• What to produce: Scan the listing below and copy every line holding "score".

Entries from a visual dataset
※
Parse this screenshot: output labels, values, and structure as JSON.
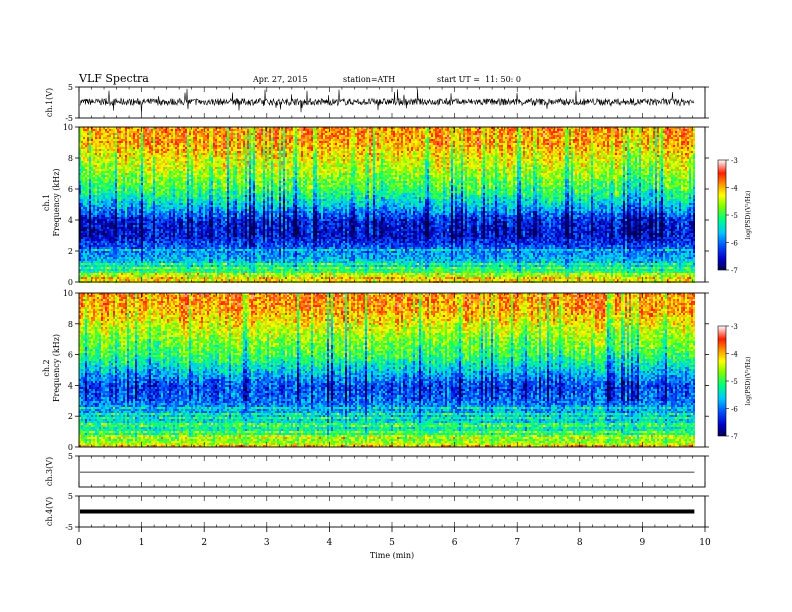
{
  "header": {
    "title": "VLF Spectra",
    "date": "Apr. 27, 2015",
    "station": "station=ATH",
    "start": "start UT =  11: 50: 0"
  },
  "chart_data": [
    {
      "type": "line",
      "ylabel": "ch.1(V)",
      "ylim": [
        -5,
        5
      ],
      "yticks": [
        -5,
        5
      ],
      "description_values": {
        "baseline_v": 0.2,
        "noise_band_v": [
          -1.2,
          2.0
        ],
        "spikes_v": [
          -3.5,
          4.5
        ]
      }
    },
    {
      "type": "heatmap",
      "ylabel": "Frequency (kHz)",
      "channel_label": "ch.1",
      "ylim": [
        0,
        10
      ],
      "yticks": [
        0,
        2,
        4,
        6,
        8,
        10
      ],
      "colorbar": {
        "label": "log(PSD)(V²/Hz)",
        "range": [
          -7,
          -3
        ],
        "ticks": [
          -7,
          -6,
          -5,
          -4,
          -3
        ]
      },
      "profile_khz_logpsd": [
        [
          0.2,
          -4.2
        ],
        [
          1.0,
          -5.4
        ],
        [
          2.0,
          -5.9
        ],
        [
          3.0,
          -6.5
        ],
        [
          4.0,
          -6.4
        ],
        [
          5.0,
          -5.6
        ],
        [
          6.0,
          -5.0
        ],
        [
          7.0,
          -4.6
        ],
        [
          8.0,
          -4.3
        ],
        [
          9.0,
          -3.9
        ],
        [
          10.0,
          -3.8
        ]
      ]
    },
    {
      "type": "heatmap",
      "ylabel": "Frequency (kHz)",
      "channel_label": "ch.2",
      "ylim": [
        0,
        10
      ],
      "yticks": [
        0,
        2,
        4,
        6,
        8,
        10
      ],
      "colorbar": {
        "label": "log(PSD)(V²/Hz)",
        "range": [
          -7,
          -3
        ],
        "ticks": [
          -7,
          -6,
          -5,
          -4,
          -3
        ]
      },
      "profile_khz_logpsd": [
        [
          0.2,
          -4.4
        ],
        [
          1.0,
          -5.2
        ],
        [
          2.0,
          -5.6
        ],
        [
          3.0,
          -6.0
        ],
        [
          4.0,
          -6.2
        ],
        [
          5.0,
          -5.6
        ],
        [
          6.0,
          -5.0
        ],
        [
          7.0,
          -4.7
        ],
        [
          8.0,
          -4.3
        ],
        [
          9.0,
          -3.9
        ],
        [
          10.0,
          -3.8
        ]
      ]
    },
    {
      "type": "line",
      "ylabel": "ch.3(V)",
      "ylim": [
        -5,
        5
      ],
      "yticks": [
        5
      ],
      "description_values": {
        "baseline_v": -0.2
      }
    },
    {
      "type": "line",
      "ylabel": "ch.4(V)",
      "ylim": [
        -5,
        5
      ],
      "yticks": [
        -5,
        5
      ],
      "description_values": {
        "baseline_v": 0.0
      }
    }
  ],
  "xaxis": {
    "label": "Time (min)",
    "range": [
      0,
      10
    ],
    "ticks": [
      0,
      1,
      2,
      3,
      4,
      5,
      6,
      7,
      8,
      9,
      10
    ],
    "data_end_min": 9.83
  }
}
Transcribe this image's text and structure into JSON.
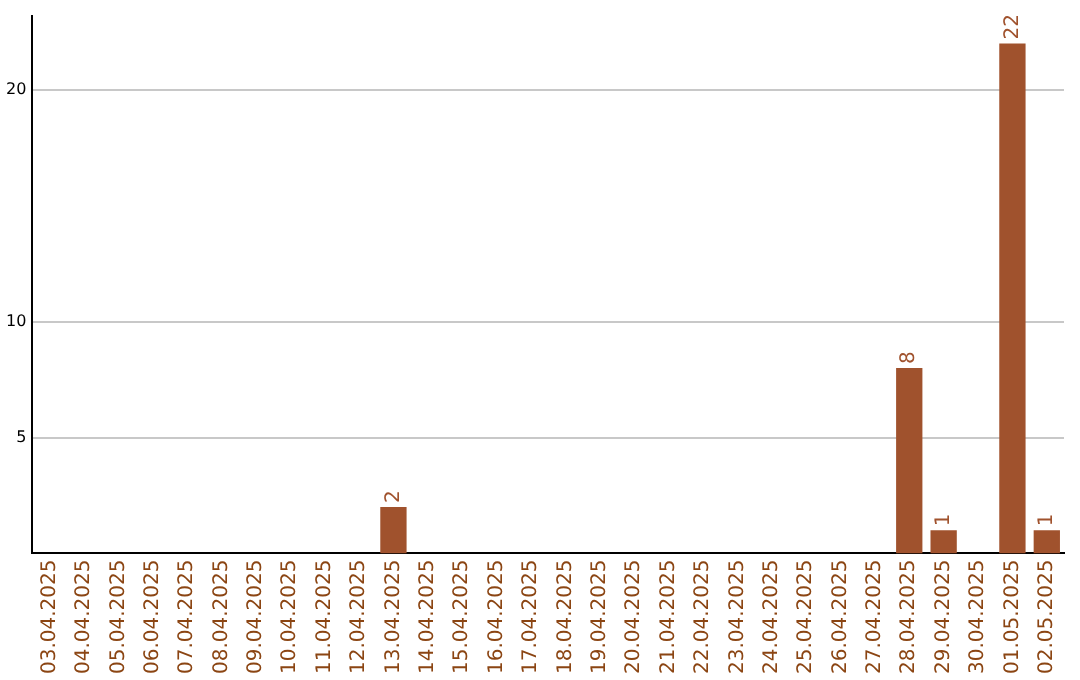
{
  "chart_data": {
    "type": "bar",
    "categories": [
      "03.04.2025",
      "04.04.2025",
      "05.04.2025",
      "06.04.2025",
      "07.04.2025",
      "08.04.2025",
      "09.04.2025",
      "10.04.2025",
      "11.04.2025",
      "12.04.2025",
      "13.04.2025",
      "14.04.2025",
      "15.04.2025",
      "16.04.2025",
      "17.04.2025",
      "18.04.2025",
      "19.04.2025",
      "20.04.2025",
      "21.04.2025",
      "22.04.2025",
      "23.04.2025",
      "24.04.2025",
      "25.04.2025",
      "26.04.2025",
      "27.04.2025",
      "28.04.2025",
      "29.04.2025",
      "30.04.2025",
      "01.05.2025",
      "02.05.2025"
    ],
    "values": [
      0,
      0,
      0,
      0,
      0,
      0,
      0,
      0,
      0,
      0,
      2,
      0,
      0,
      0,
      0,
      0,
      0,
      0,
      0,
      0,
      0,
      0,
      0,
      0,
      0,
      8,
      1,
      0,
      22,
      1
    ],
    "value_labels": [
      null,
      null,
      null,
      null,
      null,
      null,
      null,
      null,
      null,
      null,
      "2",
      null,
      null,
      null,
      null,
      null,
      null,
      null,
      null,
      null,
      null,
      null,
      null,
      null,
      null,
      "8",
      "1",
      null,
      "22",
      "1"
    ],
    "color": "#a0522d",
    "ylim": [
      0,
      23.2
    ],
    "yticks": [
      5,
      10,
      20
    ],
    "grid": "y"
  }
}
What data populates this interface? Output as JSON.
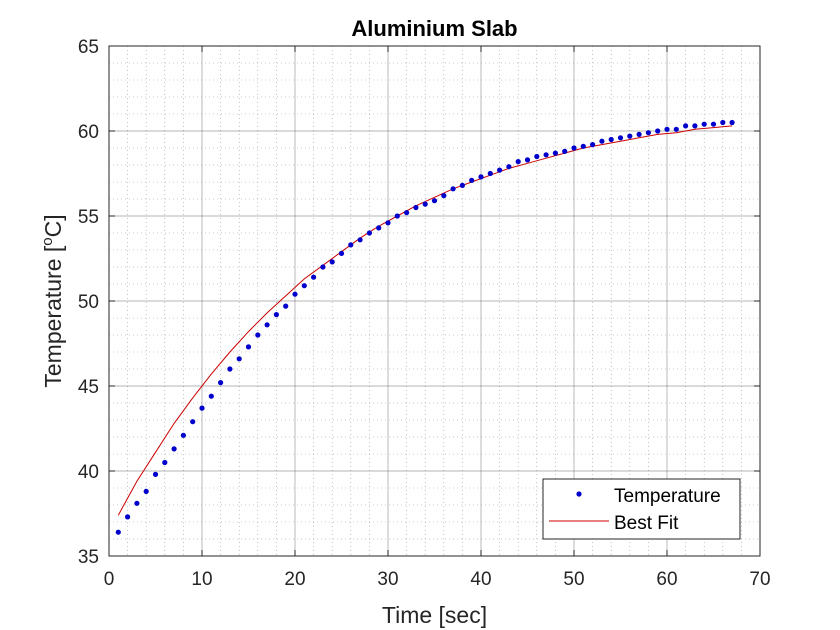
{
  "chart_data": {
    "type": "scatter",
    "title": "Aluminium Slab",
    "xlabel": "Time [sec]",
    "ylabel_main": "Temperature [",
    "ylabel_sup": "o",
    "ylabel_end": "C]",
    "xlim": [
      0,
      70
    ],
    "ylim": [
      35,
      65
    ],
    "xticks": [
      0,
      10,
      20,
      30,
      40,
      50,
      60,
      70
    ],
    "yticks": [
      35,
      40,
      45,
      50,
      55,
      60,
      65
    ],
    "grid": true,
    "minor_grid": true,
    "legend_position": "bottom-right",
    "colors": {
      "points": "#0000cc",
      "fit": "#cc0000",
      "grid_major": "#4d4d4d",
      "grid_minor": "#999999"
    },
    "series": [
      {
        "name": "Temperature",
        "type": "scatter",
        "x": [
          1,
          2,
          3,
          4,
          5,
          6,
          7,
          8,
          9,
          10,
          11,
          12,
          13,
          14,
          15,
          16,
          17,
          18,
          19,
          20,
          21,
          22,
          23,
          24,
          25,
          26,
          27,
          28,
          29,
          30,
          31,
          32,
          33,
          34,
          35,
          36,
          37,
          38,
          39,
          40,
          41,
          42,
          43,
          44,
          45,
          46,
          47,
          48,
          49,
          50,
          51,
          52,
          53,
          54,
          55,
          56,
          57,
          58,
          59,
          60,
          61,
          62,
          63,
          64,
          65,
          66,
          67
        ],
        "y": [
          36.4,
          37.3,
          38.1,
          38.8,
          39.8,
          40.5,
          41.3,
          42.1,
          42.9,
          43.7,
          44.4,
          45.2,
          46.0,
          46.6,
          47.3,
          48.0,
          48.6,
          49.2,
          49.7,
          50.4,
          50.9,
          51.4,
          52.0,
          52.3,
          52.8,
          53.3,
          53.6,
          54.0,
          54.3,
          54.6,
          55.0,
          55.2,
          55.5,
          55.7,
          55.9,
          56.2,
          56.6,
          56.8,
          57.1,
          57.3,
          57.5,
          57.7,
          57.9,
          58.2,
          58.3,
          58.5,
          58.6,
          58.7,
          58.8,
          59.0,
          59.1,
          59.2,
          59.4,
          59.5,
          59.6,
          59.7,
          59.8,
          59.9,
          60.0,
          60.1,
          60.1,
          60.3,
          60.3,
          60.4,
          60.4,
          60.5,
          60.5
        ]
      },
      {
        "name": "Best Fit",
        "type": "line",
        "x": [
          1,
          3,
          5,
          7,
          9,
          11,
          13,
          15,
          17,
          19,
          21,
          23,
          25,
          27,
          29,
          31,
          33,
          35,
          37,
          39,
          41,
          43,
          45,
          47,
          49,
          51,
          53,
          55,
          57,
          59,
          61,
          63,
          65,
          67
        ],
        "y": [
          37.4,
          39.4,
          41.1,
          42.8,
          44.3,
          45.7,
          47.0,
          48.2,
          49.3,
          50.3,
          51.3,
          52.1,
          52.9,
          53.7,
          54.4,
          55.0,
          55.6,
          56.1,
          56.6,
          57.0,
          57.4,
          57.8,
          58.1,
          58.4,
          58.7,
          59.0,
          59.2,
          59.4,
          59.6,
          59.8,
          59.9,
          60.1,
          60.2,
          60.3
        ]
      }
    ]
  }
}
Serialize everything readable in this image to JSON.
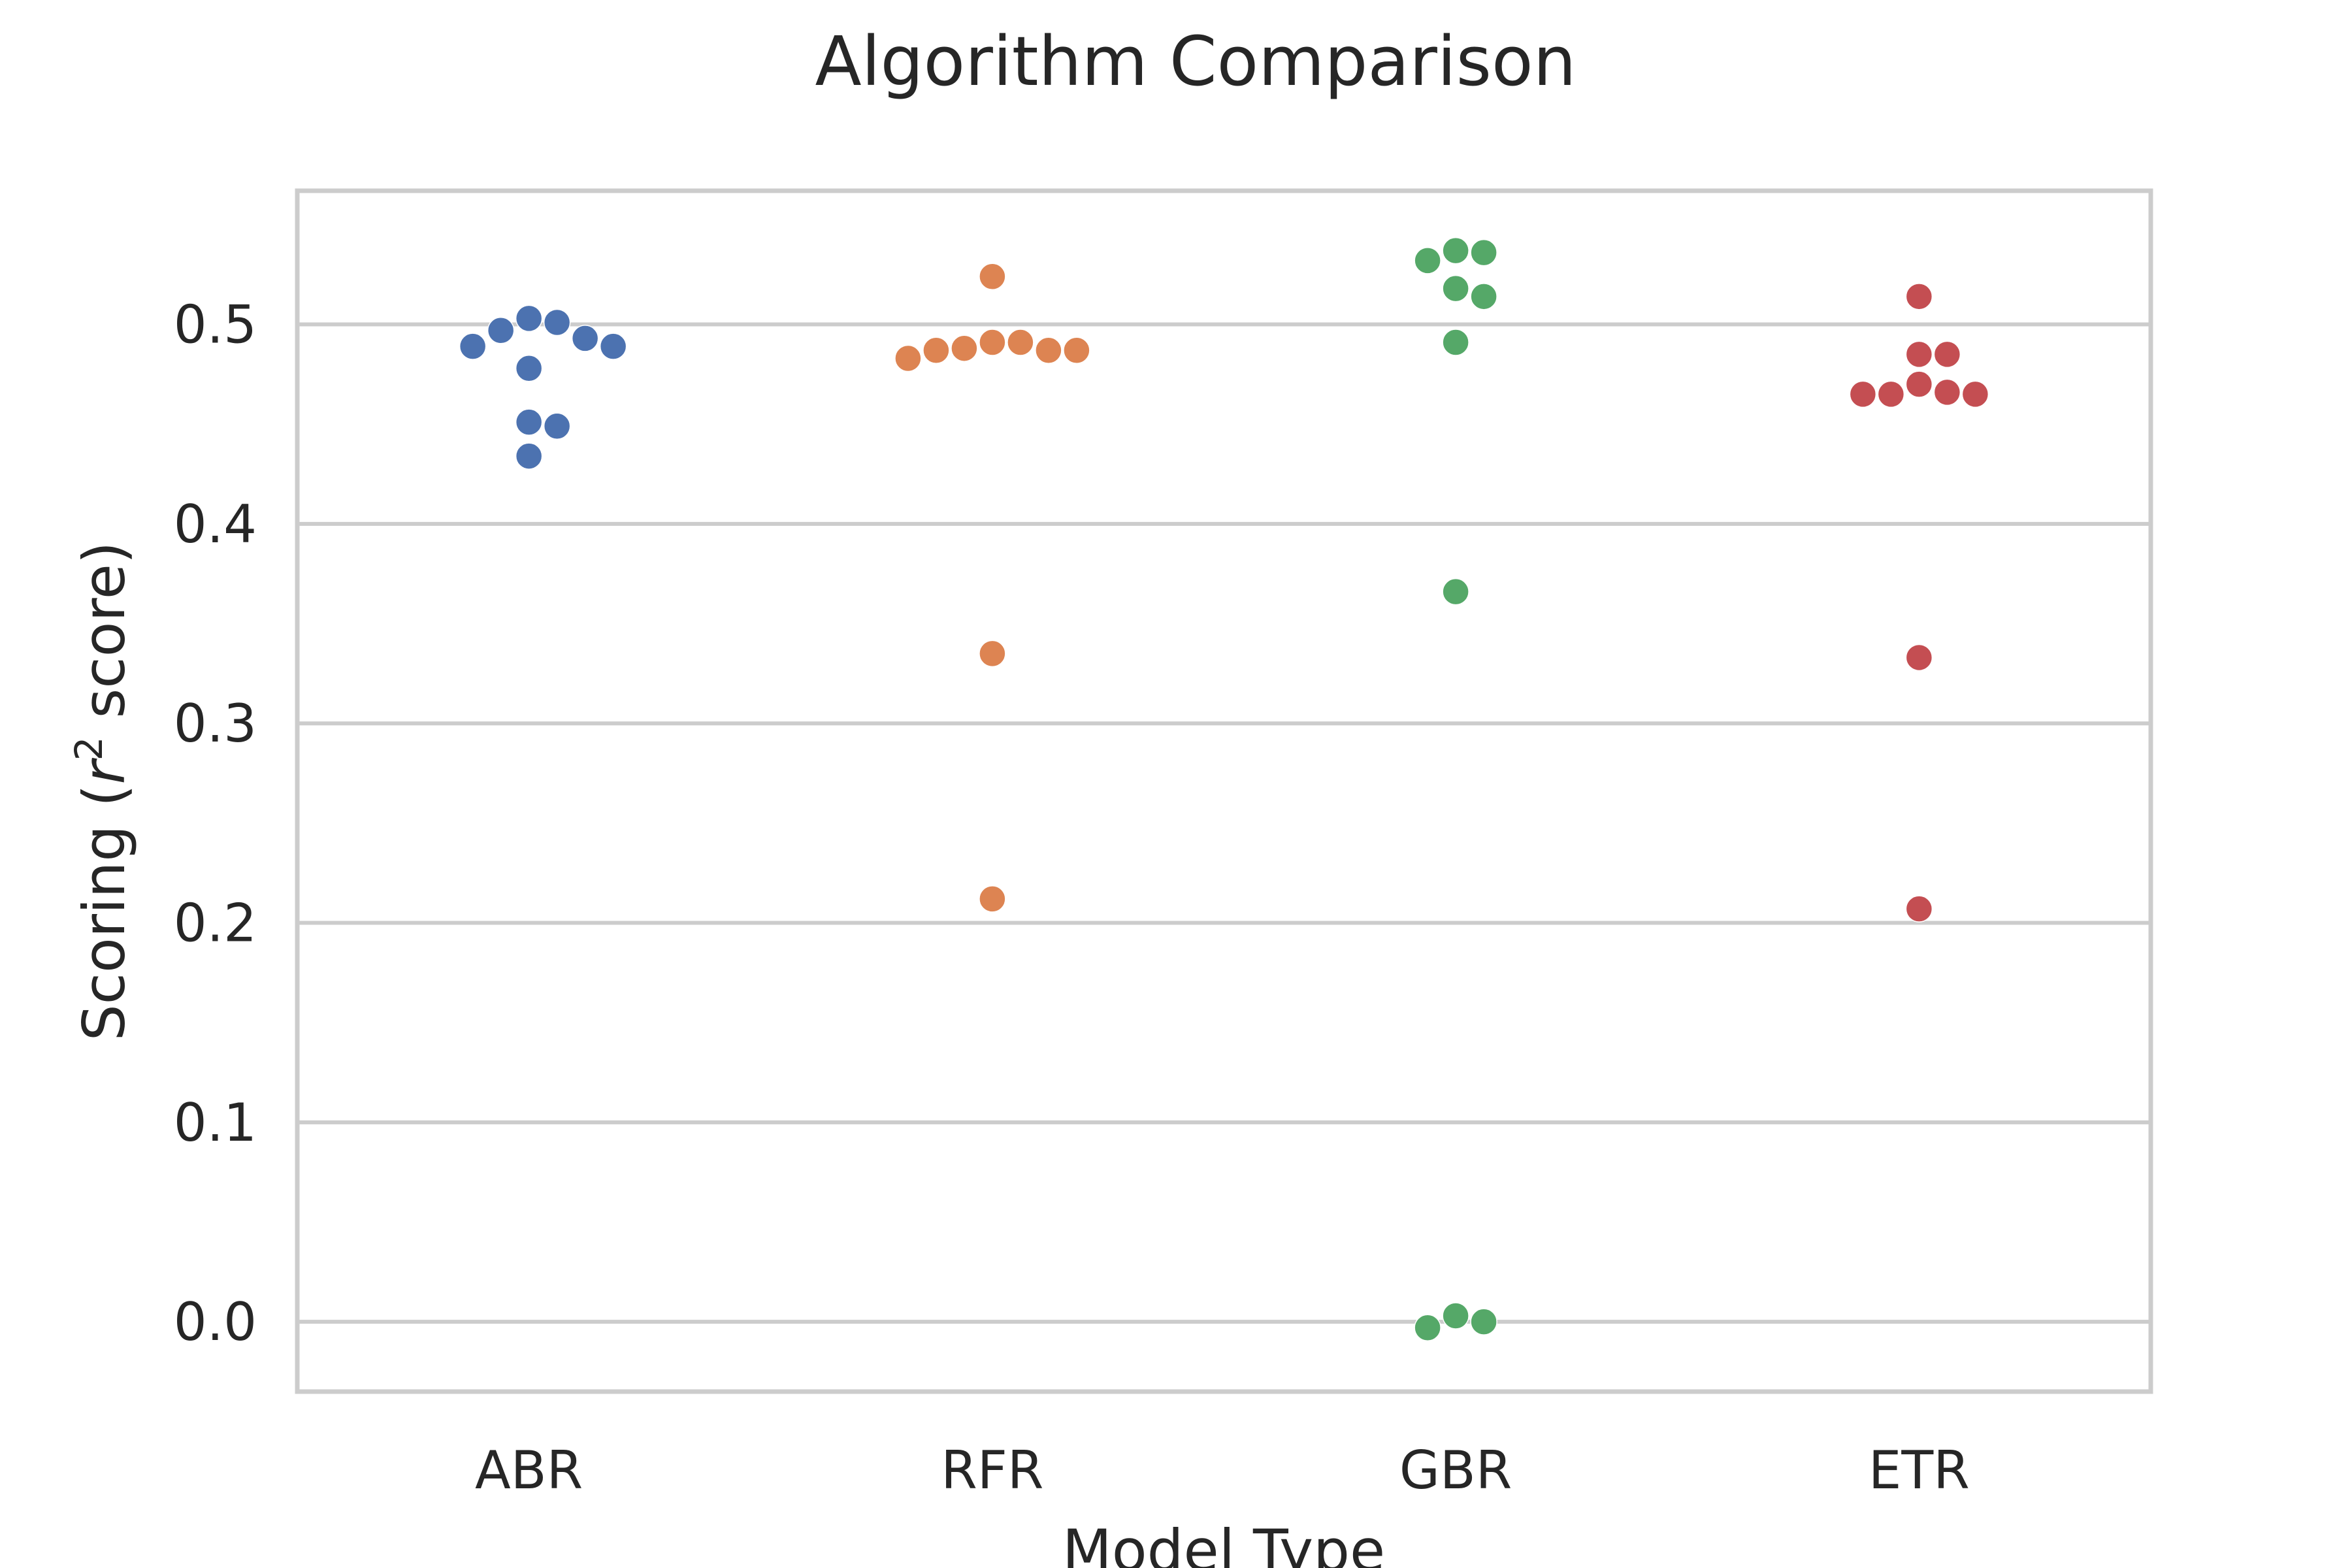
{
  "chart_data": {
    "type": "scatter",
    "subtype": "swarm",
    "title": "Algorithm Comparison",
    "xlabel": "Model Type",
    "ylabel": "Scoring (r² score)",
    "ylabel_parts": {
      "prefix": "Scoring (",
      "var": "r",
      "sup": "2",
      "suffix": " score)"
    },
    "categories": [
      "ABR",
      "RFR",
      "GBR",
      "ETR"
    ],
    "ylim": [
      -0.035,
      0.567
    ],
    "yticks": [
      "0.0",
      "0.1",
      "0.2",
      "0.3",
      "0.4",
      "0.5"
    ],
    "ytick_values": [
      0.0,
      0.1,
      0.2,
      0.3,
      0.4,
      0.5
    ],
    "grid": "horizontal",
    "series": [
      {
        "name": "ABR",
        "color": "#4c72b0",
        "values": [
          0.503,
          0.501,
          0.497,
          0.493,
          0.489,
          0.489,
          0.478,
          0.451,
          0.449,
          0.434
        ]
      },
      {
        "name": "RFR",
        "color": "#dd8452",
        "values": [
          0.524,
          0.491,
          0.491,
          0.488,
          0.487,
          0.487,
          0.487,
          0.483,
          0.335,
          0.212
        ]
      },
      {
        "name": "GBR",
        "color": "#55a868",
        "values": [
          0.537,
          0.536,
          0.532,
          0.518,
          0.514,
          0.491,
          0.366,
          0.003,
          0.0,
          -0.003
        ]
      },
      {
        "name": "ETR",
        "color": "#c44e52",
        "values": [
          0.514,
          0.485,
          0.485,
          0.47,
          0.466,
          0.465,
          0.465,
          0.465,
          0.333,
          0.207
        ]
      }
    ]
  }
}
※
• Answer to the task:
    "ylabel": "Scoring (r² score)",
      "suffix": " score)"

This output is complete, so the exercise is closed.